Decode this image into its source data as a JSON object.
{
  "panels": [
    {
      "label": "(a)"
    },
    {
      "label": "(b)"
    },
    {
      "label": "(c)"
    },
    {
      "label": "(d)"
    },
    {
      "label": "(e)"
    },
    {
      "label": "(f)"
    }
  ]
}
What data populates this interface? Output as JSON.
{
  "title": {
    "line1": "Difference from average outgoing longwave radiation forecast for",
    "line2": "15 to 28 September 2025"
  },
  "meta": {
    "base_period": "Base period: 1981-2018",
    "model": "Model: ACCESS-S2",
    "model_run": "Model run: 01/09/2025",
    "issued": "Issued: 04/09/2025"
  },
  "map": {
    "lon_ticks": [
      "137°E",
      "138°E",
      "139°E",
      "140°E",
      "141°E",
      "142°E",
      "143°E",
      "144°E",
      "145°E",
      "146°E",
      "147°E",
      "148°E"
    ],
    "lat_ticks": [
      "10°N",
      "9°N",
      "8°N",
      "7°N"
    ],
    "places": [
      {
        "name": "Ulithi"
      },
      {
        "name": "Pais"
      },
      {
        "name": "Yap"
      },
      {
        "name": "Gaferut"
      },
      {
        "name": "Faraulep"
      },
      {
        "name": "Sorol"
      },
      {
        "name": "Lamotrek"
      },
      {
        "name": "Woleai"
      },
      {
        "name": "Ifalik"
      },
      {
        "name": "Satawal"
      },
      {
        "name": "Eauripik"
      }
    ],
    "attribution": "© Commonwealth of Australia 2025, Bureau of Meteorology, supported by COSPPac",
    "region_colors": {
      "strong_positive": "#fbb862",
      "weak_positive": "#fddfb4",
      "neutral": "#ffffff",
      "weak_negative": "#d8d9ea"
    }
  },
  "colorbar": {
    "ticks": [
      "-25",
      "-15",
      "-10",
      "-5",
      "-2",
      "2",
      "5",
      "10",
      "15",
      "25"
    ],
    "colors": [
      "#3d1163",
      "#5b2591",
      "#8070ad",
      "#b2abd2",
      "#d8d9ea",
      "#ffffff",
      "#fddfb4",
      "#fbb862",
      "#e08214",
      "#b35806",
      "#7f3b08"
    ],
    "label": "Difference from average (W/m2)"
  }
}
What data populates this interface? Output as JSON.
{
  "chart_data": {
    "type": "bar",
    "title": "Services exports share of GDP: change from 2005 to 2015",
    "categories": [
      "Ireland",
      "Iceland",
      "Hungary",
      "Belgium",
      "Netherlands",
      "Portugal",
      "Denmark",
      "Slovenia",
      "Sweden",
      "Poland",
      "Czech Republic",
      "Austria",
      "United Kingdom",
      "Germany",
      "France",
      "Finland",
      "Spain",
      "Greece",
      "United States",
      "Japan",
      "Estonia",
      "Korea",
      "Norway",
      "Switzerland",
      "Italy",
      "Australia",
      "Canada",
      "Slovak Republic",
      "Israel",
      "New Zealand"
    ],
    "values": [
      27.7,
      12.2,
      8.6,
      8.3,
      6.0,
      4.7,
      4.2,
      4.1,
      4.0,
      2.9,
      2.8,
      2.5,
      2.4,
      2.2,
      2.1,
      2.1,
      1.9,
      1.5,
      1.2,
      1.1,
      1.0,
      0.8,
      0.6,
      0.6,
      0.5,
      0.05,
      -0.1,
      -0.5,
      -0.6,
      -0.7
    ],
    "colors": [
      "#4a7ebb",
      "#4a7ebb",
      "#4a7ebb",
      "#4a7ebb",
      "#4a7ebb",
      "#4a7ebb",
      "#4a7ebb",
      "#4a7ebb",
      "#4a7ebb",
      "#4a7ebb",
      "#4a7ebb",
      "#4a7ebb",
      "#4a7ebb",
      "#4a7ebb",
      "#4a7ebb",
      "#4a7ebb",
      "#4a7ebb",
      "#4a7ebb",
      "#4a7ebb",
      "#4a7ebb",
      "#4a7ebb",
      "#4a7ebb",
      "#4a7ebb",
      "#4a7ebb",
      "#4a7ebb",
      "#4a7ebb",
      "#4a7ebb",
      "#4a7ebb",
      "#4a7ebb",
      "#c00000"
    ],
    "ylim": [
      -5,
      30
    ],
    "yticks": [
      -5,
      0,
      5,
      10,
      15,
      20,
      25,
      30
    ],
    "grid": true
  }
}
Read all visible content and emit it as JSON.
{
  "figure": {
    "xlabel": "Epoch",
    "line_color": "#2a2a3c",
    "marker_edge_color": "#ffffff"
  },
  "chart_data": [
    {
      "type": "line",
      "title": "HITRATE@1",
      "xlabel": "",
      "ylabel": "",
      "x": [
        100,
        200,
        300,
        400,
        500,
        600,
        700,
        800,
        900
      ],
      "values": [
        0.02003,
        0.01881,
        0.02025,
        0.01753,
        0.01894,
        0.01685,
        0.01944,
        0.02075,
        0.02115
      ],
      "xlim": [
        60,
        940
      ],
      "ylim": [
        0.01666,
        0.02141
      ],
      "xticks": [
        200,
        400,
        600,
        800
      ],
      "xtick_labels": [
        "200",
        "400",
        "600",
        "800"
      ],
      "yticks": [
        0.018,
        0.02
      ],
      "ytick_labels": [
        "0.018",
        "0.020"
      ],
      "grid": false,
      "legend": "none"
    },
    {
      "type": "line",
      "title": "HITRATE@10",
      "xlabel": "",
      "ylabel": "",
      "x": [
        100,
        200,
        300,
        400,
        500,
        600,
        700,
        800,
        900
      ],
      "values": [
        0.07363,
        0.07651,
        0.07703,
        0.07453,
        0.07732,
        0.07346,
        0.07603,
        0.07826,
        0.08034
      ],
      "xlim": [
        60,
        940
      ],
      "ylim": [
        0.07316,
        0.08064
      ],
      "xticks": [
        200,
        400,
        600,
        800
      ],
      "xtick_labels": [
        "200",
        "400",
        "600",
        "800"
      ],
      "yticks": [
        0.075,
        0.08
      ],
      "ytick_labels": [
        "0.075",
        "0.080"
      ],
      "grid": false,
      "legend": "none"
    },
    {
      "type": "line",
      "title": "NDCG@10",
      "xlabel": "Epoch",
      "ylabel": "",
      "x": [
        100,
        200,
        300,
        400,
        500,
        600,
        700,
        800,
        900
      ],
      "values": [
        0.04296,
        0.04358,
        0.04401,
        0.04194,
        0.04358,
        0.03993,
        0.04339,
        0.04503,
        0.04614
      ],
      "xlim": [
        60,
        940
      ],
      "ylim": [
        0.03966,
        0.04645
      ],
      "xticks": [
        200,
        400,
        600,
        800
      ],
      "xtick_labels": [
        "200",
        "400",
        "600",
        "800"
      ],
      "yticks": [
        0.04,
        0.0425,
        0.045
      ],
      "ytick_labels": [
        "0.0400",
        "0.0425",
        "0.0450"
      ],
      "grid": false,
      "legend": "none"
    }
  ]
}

+ + + + + + +

### EXERCISE AIM
Extract the data in full. Keep it word for word.

### THE RESULT
Decode this image into its source data as a JSON object.
{
  "panels": [
    {
      "label": "(a)"
    },
    {
      "label": "(b)"
    },
    {
      "label": "(c)"
    },
    {
      "label": "(d)"
    },
    {
      "label": "(e)"
    },
    {
      "label": "(f)"
    }
  ]
}
What data populates this interface? Output as JSON.
{
  "title": {
    "line1": "Difference from average outgoing longwave radiation forecast for",
    "line2": "15 to 28 September 2025"
  },
  "meta": {
    "base_period": "Base period: 1981-2018",
    "model": "Model: ACCESS-S2",
    "model_run": "Model run: 01/09/2025",
    "issued": "Issued: 04/09/2025"
  },
  "map": {
    "lon_ticks": [
      "137°E",
      "138°E",
      "139°E",
      "140°E",
      "141°E",
      "142°E",
      "143°E",
      "144°E",
      "145°E",
      "146°E",
      "147°E",
      "148°E"
    ],
    "lat_ticks": [
      "10°N",
      "9°N",
      "8°N",
      "7°N"
    ],
    "places": [
      {
        "name": "Ulithi"
      },
      {
        "name": "Pais"
      },
      {
        "name": "Yap"
      },
      {
        "name": "Gaferut"
      },
      {
        "name": "Faraulep"
      },
      {
        "name": "Sorol"
      },
      {
        "name": "Lamotrek"
      },
      {
        "name": "Woleai"
      },
      {
        "name": "Ifalik"
      },
      {
        "name": "Satawal"
      },
      {
        "name": "Eauripik"
      }
    ],
    "attribution": "© Commonwealth of Australia 2025, Bureau of Meteorology, supported by COSPPac",
    "region_colors": {
      "strong_positive": "#fbb862",
      "weak_positive": "#fddfb4",
      "neutral": "#ffffff",
      "weak_negative": "#d8d9ea"
    }
  },
  "colorbar": {
    "ticks": [
      "-25",
      "-15",
      "-10",
      "-5",
      "-2",
      "2",
      "5",
      "10",
      "15",
      "25"
    ],
    "colors": [
      "#3d1163",
      "#5b2591",
      "#8070ad",
      "#b2abd2",
      "#d8d9ea",
      "#ffffff",
      "#fddfb4",
      "#fbb862",
      "#e08214",
      "#b35806",
      "#7f3b08"
    ],
    "label": "Difference from average (W/m2)"
  }
}
What data populates this interface? Output as JSON.
{
  "chart_data": {
    "type": "bar",
    "title": "Services exports share of GDP: change from 2005 to 2015",
    "categories": [
      "Ireland",
      "Iceland",
      "Hungary",
      "Belgium",
      "Netherlands",
      "Portugal",
      "Denmark",
      "Slovenia",
      "Sweden",
      "Poland",
      "Czech Republic",
      "Austria",
      "United Kingdom",
      "Germany",
      "France",
      "Finland",
      "Spain",
      "Greece",
      "United States",
      "Japan",
      "Estonia",
      "Korea",
      "Norway",
      "Switzerland",
      "Italy",
      "Australia",
      "Canada",
      "Slovak Republic",
      "Israel",
      "New Zealand"
    ],
    "values": [
      27.7,
      12.2,
      8.6,
      8.3,
      6.0,
      4.7,
      4.2,
      4.1,
      4.0,
      2.9,
      2.8,
      2.5,
      2.4,
      2.2,
      2.1,
      2.1,
      1.9,
      1.5,
      1.2,
      1.1,
      1.0,
      0.8,
      0.6,
      0.6,
      0.5,
      0.05,
      -0.1,
      -0.5,
      -0.6,
      -0.7
    ],
    "colors": [
      "#4a7ebb",
      "#4a7ebb",
      "#4a7ebb",
      "#4a7ebb",
      "#4a7ebb",
      "#4a7ebb",
      "#4a7ebb",
      "#4a7ebb",
      "#4a7ebb",
      "#4a7ebb",
      "#4a7ebb",
      "#4a7ebb",
      "#4a7ebb",
      "#4a7ebb",
      "#4a7ebb",
      "#4a7ebb",
      "#4a7ebb",
      "#4a7ebb",
      "#4a7ebb",
      "#4a7ebb",
      "#4a7ebb",
      "#4a7ebb",
      "#4a7ebb",
      "#4a7ebb",
      "#4a7ebb",
      "#4a7ebb",
      "#4a7ebb",
      "#4a7ebb",
      "#4a7ebb",
      "#c00000"
    ],
    "ylim": [
      -5,
      30
    ],
    "yticks": [
      -5,
      0,
      5,
      10,
      15,
      20,
      25,
      30
    ],
    "grid": true
  }
}
Read all visible content and emit it as JSON.
{
  "figure": {
    "xlabel": "Epoch",
    "line_color": "#2a2a3c",
    "marker_edge_color": "#ffffff"
  },
  "chart_data": [
    {
      "type": "line",
      "title": "HITRATE@1",
      "xlabel": "",
      "ylabel": "",
      "x": [
        100,
        200,
        300,
        400,
        500,
        600,
        700,
        800,
        900
      ],
      "values": [
        0.02003,
        0.01881,
        0.02025,
        0.01753,
        0.01894,
        0.01685,
        0.01944,
        0.02075,
        0.02115
      ],
      "xlim": [
        60,
        940
      ],
      "ylim": [
        0.01666,
        0.02141
      ],
      "xticks": [
        200,
        400,
        600,
        800
      ],
      "xtick_labels": [
        "200",
        "400",
        "600",
        "800"
      ],
      "yticks": [
        0.018,
        0.02
      ],
      "ytick_labels": [
        "0.018",
        "0.020"
      ],
      "grid": false,
      "legend": "none"
    },
    {
      "type": "line",
      "title": "HITRATE@10",
      "xlabel": "",
      "ylabel": "",
      "x": [
        100,
        200,
        300,
        400,
        500,
        600,
        700,
        800,
        900
      ],
      "values": [
        0.07363,
        0.07651,
        0.07703,
        0.07453,
        0.07732,
        0.07346,
        0.07603,
        0.07826,
        0.08034
      ],
      "xlim": [
        60,
        940
      ],
      "ylim": [
        0.07316,
        0.08064
      ],
      "xticks": [
        200,
        400,
        600,
        800
      ],
      "xtick_labels": [
        "200",
        "400",
        "600",
        "800"
      ],
      "yticks": [
        0.075,
        0.08
      ],
      "ytick_labels": [
        "0.075",
        "0.080"
      ],
      "grid": false,
      "legend": "none"
    },
    {
      "type": "line",
      "title": "NDCG@10",
      "xlabel": "Epoch",
      "ylabel": "",
      "x": [
        100,
        200,
        300,
        400,
        500,
        600,
        700,
        800,
        900
      ],
      "values": [
        0.04296,
        0.04358,
        0.04401,
        0.04194,
        0.04358,
        0.03993,
        0.04339,
        0.04503,
        0.04614
      ],
      "xlim": [
        60,
        940
      ],
      "ylim": [
        0.03966,
        0.04645
      ],
      "xticks": [
        200,
        400,
        600,
        800
      ],
      "xtick_labels": [
        "200",
        "400",
        "600",
        "800"
      ],
      "yticks": [
        0.04,
        0.0425,
        0.045
      ],
      "ytick_labels": [
        "0.0400",
        "0.0425",
        "0.0450"
      ],
      "grid": false,
      "legend": "none"
    }
  ]
}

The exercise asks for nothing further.